(DATA IN THIS EXERCISE)

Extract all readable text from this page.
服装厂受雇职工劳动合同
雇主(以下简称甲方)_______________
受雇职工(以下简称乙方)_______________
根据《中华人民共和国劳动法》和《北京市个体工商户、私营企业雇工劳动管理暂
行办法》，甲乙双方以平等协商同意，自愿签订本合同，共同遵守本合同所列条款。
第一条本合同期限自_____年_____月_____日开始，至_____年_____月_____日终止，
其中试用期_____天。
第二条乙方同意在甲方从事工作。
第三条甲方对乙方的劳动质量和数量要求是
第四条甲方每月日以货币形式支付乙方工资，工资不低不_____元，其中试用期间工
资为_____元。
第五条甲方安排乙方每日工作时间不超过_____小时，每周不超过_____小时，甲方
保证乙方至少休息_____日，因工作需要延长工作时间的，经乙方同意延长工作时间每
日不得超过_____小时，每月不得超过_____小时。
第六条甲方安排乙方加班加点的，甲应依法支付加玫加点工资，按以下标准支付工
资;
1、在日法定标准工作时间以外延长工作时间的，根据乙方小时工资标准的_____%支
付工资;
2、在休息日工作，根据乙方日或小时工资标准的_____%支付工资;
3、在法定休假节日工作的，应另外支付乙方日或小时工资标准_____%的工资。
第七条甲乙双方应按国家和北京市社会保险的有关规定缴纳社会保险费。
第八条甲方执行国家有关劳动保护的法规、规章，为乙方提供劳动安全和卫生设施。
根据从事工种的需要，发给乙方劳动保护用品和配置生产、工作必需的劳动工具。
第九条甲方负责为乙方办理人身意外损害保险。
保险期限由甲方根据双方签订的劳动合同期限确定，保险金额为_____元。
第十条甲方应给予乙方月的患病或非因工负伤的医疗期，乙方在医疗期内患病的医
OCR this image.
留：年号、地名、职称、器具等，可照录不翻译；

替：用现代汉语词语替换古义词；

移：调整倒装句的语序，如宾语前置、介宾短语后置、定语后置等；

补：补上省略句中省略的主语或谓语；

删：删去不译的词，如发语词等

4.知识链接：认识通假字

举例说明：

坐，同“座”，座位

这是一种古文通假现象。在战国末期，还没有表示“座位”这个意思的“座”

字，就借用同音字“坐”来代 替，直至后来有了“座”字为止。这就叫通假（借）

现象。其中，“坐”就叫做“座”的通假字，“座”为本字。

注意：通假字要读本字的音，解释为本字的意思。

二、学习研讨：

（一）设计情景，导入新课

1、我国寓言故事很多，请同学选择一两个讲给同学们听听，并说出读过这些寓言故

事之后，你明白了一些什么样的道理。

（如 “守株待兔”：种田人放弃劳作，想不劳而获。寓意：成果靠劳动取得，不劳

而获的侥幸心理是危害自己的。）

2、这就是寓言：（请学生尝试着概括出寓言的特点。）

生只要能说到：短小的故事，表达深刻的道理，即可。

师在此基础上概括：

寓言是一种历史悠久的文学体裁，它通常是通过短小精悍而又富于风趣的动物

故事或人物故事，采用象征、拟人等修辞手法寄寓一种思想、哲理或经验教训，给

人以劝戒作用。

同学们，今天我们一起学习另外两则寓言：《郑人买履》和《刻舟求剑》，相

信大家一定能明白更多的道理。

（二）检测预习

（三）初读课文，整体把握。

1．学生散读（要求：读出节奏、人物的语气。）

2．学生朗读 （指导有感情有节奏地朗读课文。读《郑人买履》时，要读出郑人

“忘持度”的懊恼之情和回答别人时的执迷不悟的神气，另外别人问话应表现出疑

(PROBLEM STATEMENT) Output all of the material exactly as written.

(EXERCISE ANSWER)
Extract all readable text from this page.
服装厂受雇职工劳动合同
雇主(以下简称甲方)_______________
受雇职工(以下简称乙方)_______________
根据《中华人民共和国劳动法》和《北京市个体工商户、私营企业雇工劳动管理暂
行办法》，甲乙双方以平等协商同意，自愿签订本合同，共同遵守本合同所列条款。
第一条本合同期限自_____年_____月_____日开始，至_____年_____月_____日终止，
其中试用期_____天。
第二条乙方同意在甲方从事工作。
第三条甲方对乙方的劳动质量和数量要求是
第四条甲方每月日以货币形式支付乙方工资，工资不低不_____元，其中试用期间工
资为_____元。
第五条甲方安排乙方每日工作时间不超过_____小时，每周不超过_____小时，甲方
保证乙方至少休息_____日，因工作需要延长工作时间的，经乙方同意延长工作时间每
日不得超过_____小时，每月不得超过_____小时。
第六条甲方安排乙方加班加点的，甲应依法支付加玫加点工资，按以下标准支付工
资;
1、在日法定标准工作时间以外延长工作时间的，根据乙方小时工资标准的_____%支
付工资;
2、在休息日工作，根据乙方日或小时工资标准的_____%支付工资;
3、在法定休假节日工作的，应另外支付乙方日或小时工资标准_____%的工资。
第七条甲乙双方应按国家和北京市社会保险的有关规定缴纳社会保险费。
第八条甲方执行国家有关劳动保护的法规、规章，为乙方提供劳动安全和卫生设施。
根据从事工种的需要，发给乙方劳动保护用品和配置生产、工作必需的劳动工具。
第九条甲方负责为乙方办理人身意外损害保险。
保险期限由甲方根据双方签订的劳动合同期限确定，保险金额为_____元。
第十条甲方应给予乙方月的患病或非因工负伤的医疗期，乙方在医疗期内患病的医
OCR this image.
留：年号、地名、职称、器具等，可照录不翻译；

替：用现代汉语词语替换古义词；

移：调整倒装句的语序，如宾语前置、介宾短语后置、定语后置等；

补：补上省略句中省略的主语或谓语；

删：删去不译的词，如发语词等

4.知识链接：认识通假字

举例说明：

坐，同“座”，座位

这是一种古文通假现象。在战国末期，还没有表示“座位”这个意思的“座”

字，就借用同音字“坐”来代 替，直至后来有了“座”字为止。这就叫通假（借）

现象。其中，“坐”就叫做“座”的通假字，“座”为本字。

注意：通假字要读本字的音，解释为本字的意思。

二、学习研讨：

（一）设计情景，导入新课

1、我国寓言故事很多，请同学选择一两个讲给同学们听听，并说出读过这些寓言故

事之后，你明白了一些什么样的道理。

（如 “守株待兔”：种田人放弃劳作，想不劳而获。寓意：成果靠劳动取得，不劳

而获的侥幸心理是危害自己的。）

2、这就是寓言：（请学生尝试着概括出寓言的特点。）

生只要能说到：短小的故事，表达深刻的道理，即可。

师在此基础上概括：

寓言是一种历史悠久的文学体裁，它通常是通过短小精悍而又富于风趣的动物

故事或人物故事，采用象征、拟人等修辞手法寄寓一种思想、哲理或经验教训，给

人以劝戒作用。

同学们，今天我们一起学习另外两则寓言：《郑人买履》和《刻舟求剑》，相

信大家一定能明白更多的道理。

（二）检测预习

（三）初读课文，整体把握。

1．学生散读（要求：读出节奏、人物的语气。）

2．学生朗读 （指导有感情有节奏地朗读课文。读《郑人买履》时，要读出郑人

“忘持度”的懊恼之情和回答别人时的执迷不悟的神气，另外别人问话应表现出疑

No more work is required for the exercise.